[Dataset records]
═══
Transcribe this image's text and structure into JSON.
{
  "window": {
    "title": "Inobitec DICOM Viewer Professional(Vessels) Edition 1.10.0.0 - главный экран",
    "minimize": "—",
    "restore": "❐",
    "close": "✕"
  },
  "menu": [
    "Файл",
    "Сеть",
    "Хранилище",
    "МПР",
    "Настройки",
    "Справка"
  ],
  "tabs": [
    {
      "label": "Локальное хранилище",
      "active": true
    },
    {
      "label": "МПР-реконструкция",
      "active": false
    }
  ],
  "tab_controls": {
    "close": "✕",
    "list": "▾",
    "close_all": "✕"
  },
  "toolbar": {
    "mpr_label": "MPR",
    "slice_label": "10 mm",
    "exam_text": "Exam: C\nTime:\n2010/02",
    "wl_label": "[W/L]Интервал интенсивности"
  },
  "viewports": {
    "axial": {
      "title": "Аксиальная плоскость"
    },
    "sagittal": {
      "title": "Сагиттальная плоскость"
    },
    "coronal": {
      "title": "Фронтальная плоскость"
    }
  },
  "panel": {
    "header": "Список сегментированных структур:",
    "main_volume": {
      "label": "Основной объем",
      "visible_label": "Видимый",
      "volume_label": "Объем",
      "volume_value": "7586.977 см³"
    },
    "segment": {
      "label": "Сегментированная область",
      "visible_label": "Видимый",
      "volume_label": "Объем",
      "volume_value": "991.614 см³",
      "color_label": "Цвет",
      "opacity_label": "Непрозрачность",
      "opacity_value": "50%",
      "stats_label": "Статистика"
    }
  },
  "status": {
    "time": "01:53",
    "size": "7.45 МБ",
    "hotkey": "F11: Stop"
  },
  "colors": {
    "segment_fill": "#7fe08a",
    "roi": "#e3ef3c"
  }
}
═══
Exercise description
Make an exact copy of the listing, including every line.

The response
Transcribe this image's text and structure into JSON.
{
  "window": {
    "title": "Inobitec DICOM Viewer Professional(Vessels) Edition 1.10.0.0 - главный экран",
    "minimize": "—",
    "restore": "❐",
    "close": "✕"
  },
  "menu": [
    "Файл",
    "Сеть",
    "Хранилище",
    "МПР",
    "Настройки",
    "Справка"
  ],
  "tabs": [
    {
      "label": "Локальное хранилище",
      "active": true
    },
    {
      "label": "МПР-реконструкция",
      "active": false
    }
  ],
  "tab_controls": {
    "close": "✕",
    "list": "▾",
    "close_all": "✕"
  },
  "toolbar": {
    "mpr_label": "MPR",
    "slice_label": "10 mm",
    "exam_text": "Exam: C\nTime:\n2010/02",
    "wl_label": "[W/L]Интервал интенсивности"
  },
  "viewports": {
    "axial": {
      "title": "Аксиальная плоскость"
    },
    "sagittal": {
      "title": "Сагиттальная плоскость"
    },
    "coronal": {
      "title": "Фронтальная плоскость"
    }
  },
  "panel": {
    "header": "Список сегментированных структур:",
    "main_volume": {
      "label": "Основной объем",
      "visible_label": "Видимый",
      "volume_label": "Объем",
      "volume_value": "7586.977 см³"
    },
    "segment": {
      "label": "Сегментированная область",
      "visible_label": "Видимый",
      "volume_label": "Объем",
      "volume_value": "991.614 см³",
      "color_label": "Цвет",
      "opacity_label": "Непрозрачность",
      "opacity_value": "50%",
      "stats_label": "Статистика"
    }
  },
  "status": {
    "time": "01:53",
    "size": "7.45 МБ",
    "hotkey": "F11: Stop"
  },
  "colors": {
    "segment_fill": "#7fe08a",
    "roi": "#e3ef3c"
  }
}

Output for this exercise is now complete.